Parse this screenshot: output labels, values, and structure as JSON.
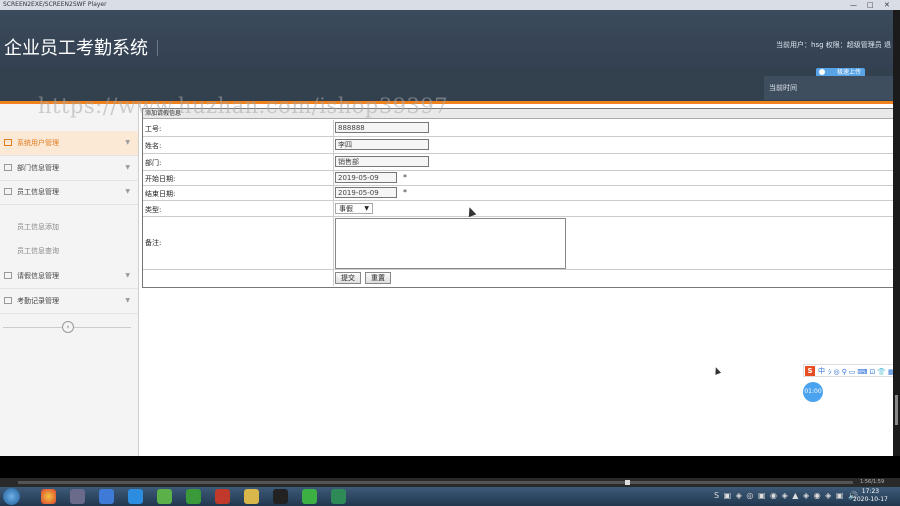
{
  "window": {
    "title": "SCREEN2EXE/SCREEN2SWF Player",
    "minimize": "—",
    "maximize": "□",
    "close": "✕"
  },
  "header": {
    "system_title": "企业员工考勤系统",
    "user_info": "当前用户：hsg  权限：超级管理员  退",
    "current_time_label": "当前时间",
    "badge_label": "极速上传"
  },
  "watermark": "https://www.huzhan.com/ishop39397",
  "sidebar": {
    "items": [
      {
        "label": "系统用户管理",
        "active": true
      },
      {
        "label": "部门信息管理",
        "active": false
      },
      {
        "label": "员工信息管理",
        "active": false
      },
      {
        "label": "员工信息添加",
        "sub": true
      },
      {
        "label": "员工信息查询",
        "sub": true
      },
      {
        "label": "请假信息管理",
        "active": false
      },
      {
        "label": "考勤记录管理",
        "active": false
      }
    ],
    "collapse_icon": "‹"
  },
  "form": {
    "header": "添加请假信息",
    "fields": {
      "employee_id": {
        "label": "工号:",
        "value": "888888"
      },
      "name": {
        "label": "姓名:",
        "value": "李四"
      },
      "department": {
        "label": "部门:",
        "value": "销售部"
      },
      "start_date": {
        "label": "开始日期:",
        "value": "2019-05-09",
        "required": "*"
      },
      "end_date": {
        "label": "结束日期:",
        "value": "2019-05-09",
        "required": "*"
      },
      "type": {
        "label": "类型:",
        "value": "事假"
      },
      "remarks": {
        "label": "备注:",
        "value": ""
      }
    },
    "submit_label": "提交",
    "reset_label": "重置"
  },
  "floating": {
    "ime_logo": "S",
    "ime_lang": "中",
    "ime_tools": "ｼ◎⚲▭⌨⊡👕▦",
    "recorder_time": "01:00"
  },
  "player": {
    "time": "1:56/1:59"
  },
  "taskbar": {
    "tray": "S ▣ ◈ ◎ ▣ ◉ ◈ ▲ ◈ ◉ ◈ ▣ 🔊",
    "time": "17:23",
    "date": "2020-10-17"
  }
}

Task requirements: Repeat the listing above exactly, with no pictures.

Exercise result:
Parse this screenshot: output labels, values, and structure as JSON.
{
  "window": {
    "title": "SCREEN2EXE/SCREEN2SWF Player",
    "minimize": "—",
    "maximize": "□",
    "close": "✕"
  },
  "header": {
    "system_title": "企业员工考勤系统",
    "user_info": "当前用户：hsg  权限：超级管理员  退",
    "current_time_label": "当前时间",
    "badge_label": "极速上传"
  },
  "watermark": "https://www.huzhan.com/ishop39397",
  "sidebar": {
    "items": [
      {
        "label": "系统用户管理",
        "active": true
      },
      {
        "label": "部门信息管理",
        "active": false
      },
      {
        "label": "员工信息管理",
        "active": false
      },
      {
        "label": "员工信息添加",
        "sub": true
      },
      {
        "label": "员工信息查询",
        "sub": true
      },
      {
        "label": "请假信息管理",
        "active": false
      },
      {
        "label": "考勤记录管理",
        "active": false
      }
    ],
    "collapse_icon": "‹"
  },
  "form": {
    "header": "添加请假信息",
    "fields": {
      "employee_id": {
        "label": "工号:",
        "value": "888888"
      },
      "name": {
        "label": "姓名:",
        "value": "李四"
      },
      "department": {
        "label": "部门:",
        "value": "销售部"
      },
      "start_date": {
        "label": "开始日期:",
        "value": "2019-05-09",
        "required": "*"
      },
      "end_date": {
        "label": "结束日期:",
        "value": "2019-05-09",
        "required": "*"
      },
      "type": {
        "label": "类型:",
        "value": "事假"
      },
      "remarks": {
        "label": "备注:",
        "value": ""
      }
    },
    "submit_label": "提交",
    "reset_label": "重置"
  },
  "floating": {
    "ime_logo": "S",
    "ime_lang": "中",
    "ime_tools": "ｼ◎⚲▭⌨⊡👕▦",
    "recorder_time": "01:00"
  },
  "player": {
    "time": "1:56/1:59"
  },
  "taskbar": {
    "tray": "S ▣ ◈ ◎ ▣ ◉ ◈ ▲ ◈ ◉ ◈ ▣ 🔊",
    "time": "17:23",
    "date": "2020-10-17"
  }
}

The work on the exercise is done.